The parties acknowledge that a test strip that measures total
cholesterol, of which a fraction is HDL, but does not measure HDL independently
is not considered an HDL Product. The parties acknowledge that a test strip,
such as a full lipid panel test strip, that measures HDL independently along
with other blood components is an HDL Product.
3.2 The Royalty will not apply to HDL Products sold by Polymer outside
the OTC market, nor to Polymer's sales, if any, to Lifestream.
3.3 The Royalty will not apply to Polymer's full lipid panel products
OTC sales after December 31, 2005.
3.4 Royalty Payments under this Agreement will be based on revenues
actually received by Polymer, will be computed on a calendar quarterly basis,
and will be due and payable to Lifestream thirty (30) days after the end of each
quarter for revenues actually received by Polymer during the immediately
preceding calendar quarter. A final Royalty Payment will be due and payable to
Lifestream thirty (30) days after termination of this Agreement.
3.5 Polymer will keep appropriate accounting records of revenues
actually received from OTC sales of HDL Products.

### Stored data
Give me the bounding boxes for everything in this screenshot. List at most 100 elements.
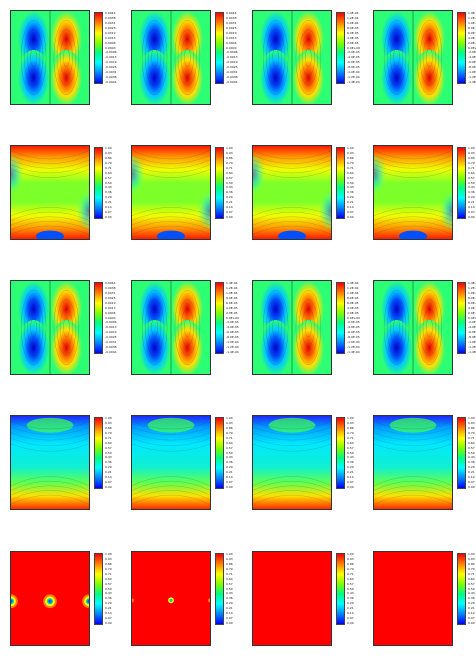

### Jobs
[A] According to the royalty terms, how long after the end of each quarter are Royalty Payments due to Lifestream?
[B] From the royalty terms, extract the passage beginning at the words "3.2 The Royalty" and stopping after the words "of this Agreement.".
[C] Do these statements agree with the royalty terms? Answer yes or no for each, quoting the deciding words. (i) A test strip that measures total cholesterol but not HDL independently counts as an HDL Product. (ii) The Royalty does not apply to Polymer's sales to Lifestream. (iii) Royalty Payments are computed monthly.
The material is separate from the royalty terms.

### Exercise answers
[A] Thirty (30) days after the end of each quarter.

[B]
3.2 The Royalty will not apply to HDL Products sold by Polymer outside
the OTC market, nor to Polymer's sales, if any, to Lifestream.
3.3 The Royalty will not apply to Polymer's full lipid panel products
OTC sales after December 31, 2005.
3.4 Royalty Payments under this Agreement will be based on revenues
actually received by Polymer, will be computed on a calendar quarterly basis,
and will be due and payable to Lifestream thirty (30) days after the end of each
quarter for revenues actually received by Polymer during the immediately
preceding calendar quarter. A final Royalty Payment will be due and payable to
Lifestream thirty (30) days after termination of this Agreement.

[C]
(i) No: "is not considered an HDL Product."
(ii) Yes: "nor to Polymer's sales, if any, to Lifestream."
(iii) No: "will be computed on a calendar quarterly basis"